YOUR OBJECTIVE >> Return each line of the records with nothing changed, pictures excepted.

[Dataset items]

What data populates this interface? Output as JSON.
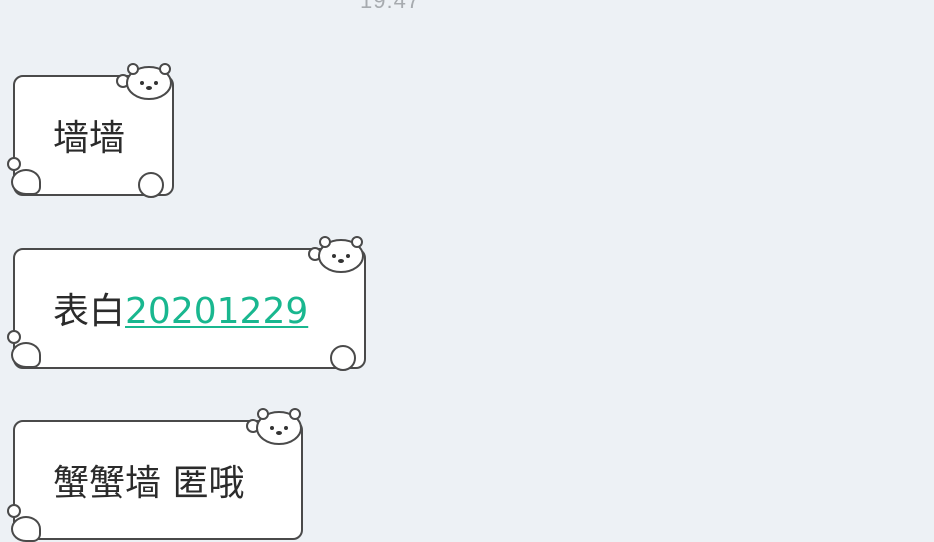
{
  "time": "19:47",
  "messages": [
    {
      "text": "墙墙",
      "link": ""
    },
    {
      "text": "表白",
      "link": "20201229"
    },
    {
      "text": "蟹蟹墙 匿哦",
      "link": ""
    }
  ],
  "colors": {
    "background": "#edf1f5",
    "bubble": "#ffffff",
    "outline": "#4a4a4a",
    "link": "#19b78f",
    "text": "#2b2b2b"
  },
  "icons": [
    "polar-bear-icon"
  ]
}
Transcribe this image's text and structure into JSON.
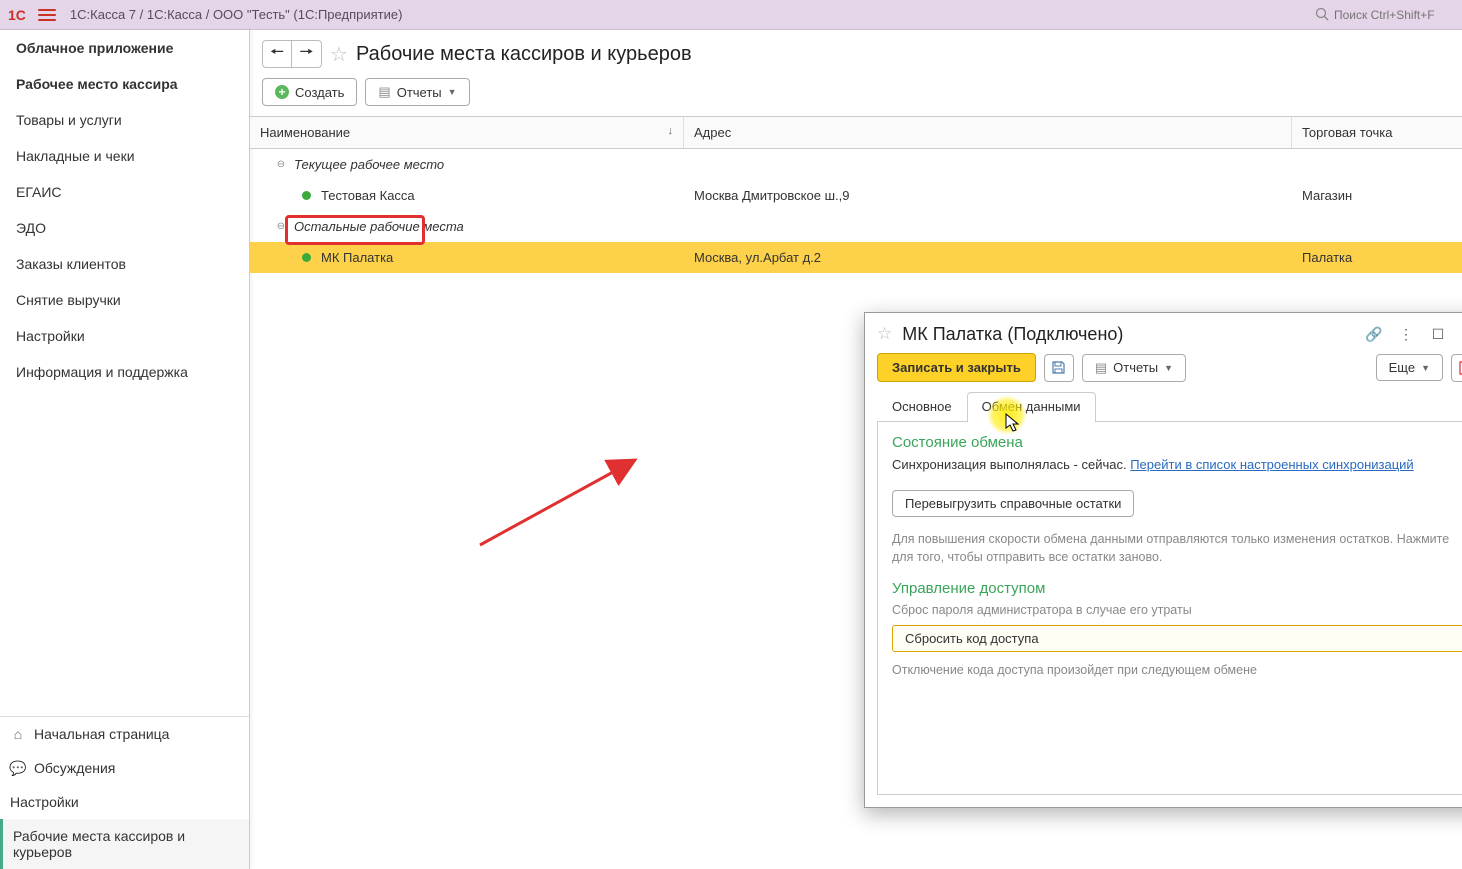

ANSWER TO THIS TASK >>
What data populates this interface? Output as JSON.
{
  "time": "19:47",
  "messages": [
    {
      "text": "墙墙",
      "link": ""
    },
    {
      "text": "表白",
      "link": "20201229"
    },
    {
      "text": "蟹蟹墙 匿哦",
      "link": ""
    }
  ],
  "colors": {
    "background": "#edf1f5",
    "bubble": "#ffffff",
    "outline": "#4a4a4a",
    "link": "#19b78f",
    "text": "#2b2b2b"
  },
  "icons": [
    "polar-bear-icon"
  ]
}
Transcribe this image's text and structure into JSON.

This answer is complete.